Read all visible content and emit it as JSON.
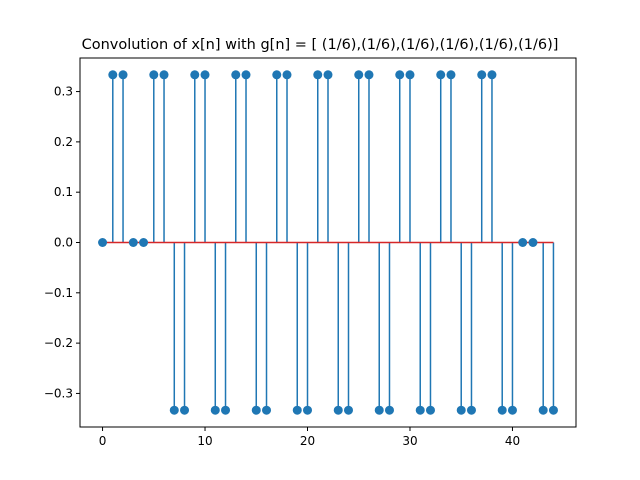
{
  "chart_data": {
    "type": "stem",
    "title": "Convolution of x[n] with g[n] = [ (1/6),(1/6),(1/6),(1/6),(1/6),(1/6)]",
    "xlabel": "",
    "ylabel": "",
    "xlim": [
      -2.2,
      46.2
    ],
    "ylim": [
      -0.3667,
      0.3667
    ],
    "xticks": [
      0,
      10,
      20,
      30,
      40
    ],
    "xtick_labels": [
      "0",
      "10",
      "20",
      "30",
      "40"
    ],
    "yticks": [
      -0.3,
      -0.2,
      -0.1,
      0.0,
      0.1,
      0.2,
      0.3
    ],
    "ytick_labels": [
      "−0.3",
      "−0.2",
      "−0.1",
      "0.0",
      "0.1",
      "0.2",
      "0.3"
    ],
    "grid": false,
    "x": [
      0,
      1,
      2,
      3,
      4,
      5,
      6,
      7,
      8,
      9,
      10,
      11,
      12,
      13,
      14,
      15,
      16,
      17,
      18,
      19,
      20,
      21,
      22,
      23,
      24,
      25,
      26,
      27,
      28,
      29,
      30,
      31,
      32,
      33,
      34,
      35,
      36,
      37,
      38,
      39,
      40,
      41,
      42,
      43,
      44
    ],
    "values": [
      0,
      0.3333,
      0.3333,
      0,
      0,
      0.3333,
      0.3333,
      -0.3333,
      -0.3333,
      0.3333,
      0.3333,
      -0.3333,
      -0.3333,
      0.3333,
      0.3333,
      -0.3333,
      -0.3333,
      0.3333,
      0.3333,
      -0.3333,
      -0.3333,
      0.3333,
      0.3333,
      -0.3333,
      -0.3333,
      0.3333,
      0.3333,
      -0.3333,
      -0.3333,
      0.3333,
      0.3333,
      -0.3333,
      -0.3333,
      0.3333,
      0.3333,
      -0.3333,
      -0.3333,
      0.3333,
      0.3333,
      -0.3333,
      -0.3333,
      0,
      0,
      -0.3333,
      -0.3333
    ],
    "colors": {
      "stem": "#1f77b4",
      "marker": "#1f77b4",
      "baseline": "#d62728"
    }
  }
}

» **Work to do**
Without including any picture, repeat the data exactly.

» **In response**
Read all visible content and emit it as JSON.
{
  "chart_data": {
    "type": "stem",
    "title": "Convolution of x[n] with g[n] = [ (1/6),(1/6),(1/6),(1/6),(1/6),(1/6)]",
    "xlabel": "",
    "ylabel": "",
    "xlim": [
      -2.2,
      46.2
    ],
    "ylim": [
      -0.3667,
      0.3667
    ],
    "xticks": [
      0,
      10,
      20,
      30,
      40
    ],
    "xtick_labels": [
      "0",
      "10",
      "20",
      "30",
      "40"
    ],
    "yticks": [
      -0.3,
      -0.2,
      -0.1,
      0.0,
      0.1,
      0.2,
      0.3
    ],
    "ytick_labels": [
      "−0.3",
      "−0.2",
      "−0.1",
      "0.0",
      "0.1",
      "0.2",
      "0.3"
    ],
    "grid": false,
    "x": [
      0,
      1,
      2,
      3,
      4,
      5,
      6,
      7,
      8,
      9,
      10,
      11,
      12,
      13,
      14,
      15,
      16,
      17,
      18,
      19,
      20,
      21,
      22,
      23,
      24,
      25,
      26,
      27,
      28,
      29,
      30,
      31,
      32,
      33,
      34,
      35,
      36,
      37,
      38,
      39,
      40,
      41,
      42,
      43,
      44
    ],
    "values": [
      0,
      0.3333,
      0.3333,
      0,
      0,
      0.3333,
      0.3333,
      -0.3333,
      -0.3333,
      0.3333,
      0.3333,
      -0.3333,
      -0.3333,
      0.3333,
      0.3333,
      -0.3333,
      -0.3333,
      0.3333,
      0.3333,
      -0.3333,
      -0.3333,
      0.3333,
      0.3333,
      -0.3333,
      -0.3333,
      0.3333,
      0.3333,
      -0.3333,
      -0.3333,
      0.3333,
      0.3333,
      -0.3333,
      -0.3333,
      0.3333,
      0.3333,
      -0.3333,
      -0.3333,
      0.3333,
      0.3333,
      -0.3333,
      -0.3333,
      0,
      0,
      -0.3333,
      -0.3333
    ],
    "colors": {
      "stem": "#1f77b4",
      "marker": "#1f77b4",
      "baseline": "#d62728"
    }
  }
}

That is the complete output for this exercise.